§ **Written instruction**:
Filter the entries below, keeping every line that has the word "пароль".

[Stored dataset items]
* start *
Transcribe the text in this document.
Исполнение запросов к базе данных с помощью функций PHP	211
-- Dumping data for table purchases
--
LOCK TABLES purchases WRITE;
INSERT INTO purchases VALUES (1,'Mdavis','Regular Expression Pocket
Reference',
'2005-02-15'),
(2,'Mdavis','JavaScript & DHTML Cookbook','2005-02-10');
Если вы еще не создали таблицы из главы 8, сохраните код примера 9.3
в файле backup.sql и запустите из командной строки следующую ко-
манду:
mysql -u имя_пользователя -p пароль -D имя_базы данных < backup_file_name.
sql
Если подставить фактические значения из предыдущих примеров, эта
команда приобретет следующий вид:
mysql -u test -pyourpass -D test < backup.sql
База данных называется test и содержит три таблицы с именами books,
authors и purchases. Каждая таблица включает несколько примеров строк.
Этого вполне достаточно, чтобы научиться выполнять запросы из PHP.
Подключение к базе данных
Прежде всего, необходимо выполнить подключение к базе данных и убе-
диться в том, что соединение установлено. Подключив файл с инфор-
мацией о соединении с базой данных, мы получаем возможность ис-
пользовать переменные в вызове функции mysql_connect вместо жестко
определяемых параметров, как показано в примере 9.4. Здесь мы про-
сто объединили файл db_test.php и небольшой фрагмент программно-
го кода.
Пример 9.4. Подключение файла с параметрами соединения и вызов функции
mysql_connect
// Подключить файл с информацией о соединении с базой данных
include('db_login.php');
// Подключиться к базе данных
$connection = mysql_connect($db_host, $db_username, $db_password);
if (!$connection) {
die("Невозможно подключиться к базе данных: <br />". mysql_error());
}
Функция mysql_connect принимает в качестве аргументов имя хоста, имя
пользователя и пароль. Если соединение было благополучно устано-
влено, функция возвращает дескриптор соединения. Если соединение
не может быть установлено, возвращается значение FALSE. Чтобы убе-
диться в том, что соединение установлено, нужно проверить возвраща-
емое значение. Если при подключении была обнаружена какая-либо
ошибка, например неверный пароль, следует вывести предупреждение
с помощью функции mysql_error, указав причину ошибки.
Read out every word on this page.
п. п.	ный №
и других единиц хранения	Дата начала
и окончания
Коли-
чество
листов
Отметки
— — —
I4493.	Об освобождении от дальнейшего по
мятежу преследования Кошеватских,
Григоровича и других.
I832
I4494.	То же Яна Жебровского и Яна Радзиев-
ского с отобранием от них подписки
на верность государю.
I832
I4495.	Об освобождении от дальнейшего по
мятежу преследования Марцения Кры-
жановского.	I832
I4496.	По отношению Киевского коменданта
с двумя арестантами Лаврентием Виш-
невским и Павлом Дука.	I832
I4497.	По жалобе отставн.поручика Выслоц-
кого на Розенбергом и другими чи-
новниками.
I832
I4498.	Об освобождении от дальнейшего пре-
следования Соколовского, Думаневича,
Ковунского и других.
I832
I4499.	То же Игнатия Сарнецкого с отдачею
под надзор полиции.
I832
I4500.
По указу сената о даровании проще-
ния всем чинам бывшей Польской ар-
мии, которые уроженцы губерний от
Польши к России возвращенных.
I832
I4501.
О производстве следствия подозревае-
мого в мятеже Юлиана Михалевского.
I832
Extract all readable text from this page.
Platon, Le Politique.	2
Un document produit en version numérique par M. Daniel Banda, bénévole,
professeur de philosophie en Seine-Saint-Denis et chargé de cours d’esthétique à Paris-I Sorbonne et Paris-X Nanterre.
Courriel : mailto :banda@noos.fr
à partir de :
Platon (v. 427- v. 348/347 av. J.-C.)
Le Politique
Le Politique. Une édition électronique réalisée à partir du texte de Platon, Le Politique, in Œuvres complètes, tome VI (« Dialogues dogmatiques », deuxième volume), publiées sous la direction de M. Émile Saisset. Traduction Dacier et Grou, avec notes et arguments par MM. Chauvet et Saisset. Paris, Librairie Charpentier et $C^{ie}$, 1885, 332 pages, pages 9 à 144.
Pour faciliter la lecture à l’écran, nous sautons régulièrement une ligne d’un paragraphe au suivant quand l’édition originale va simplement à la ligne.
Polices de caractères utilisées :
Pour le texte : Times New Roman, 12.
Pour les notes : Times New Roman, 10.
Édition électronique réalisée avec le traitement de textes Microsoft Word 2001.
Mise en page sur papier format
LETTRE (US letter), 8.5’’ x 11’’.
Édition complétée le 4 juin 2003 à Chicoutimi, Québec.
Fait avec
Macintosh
* end *
§ **The completed task**:
mysql -u имя_пользователя -p пароль -D имя_базы данных < backup_file_name.
пользователя и пароль. Если соединение было благополучно устано-
ошибка, например неверный пароль, следует вывести предупреждение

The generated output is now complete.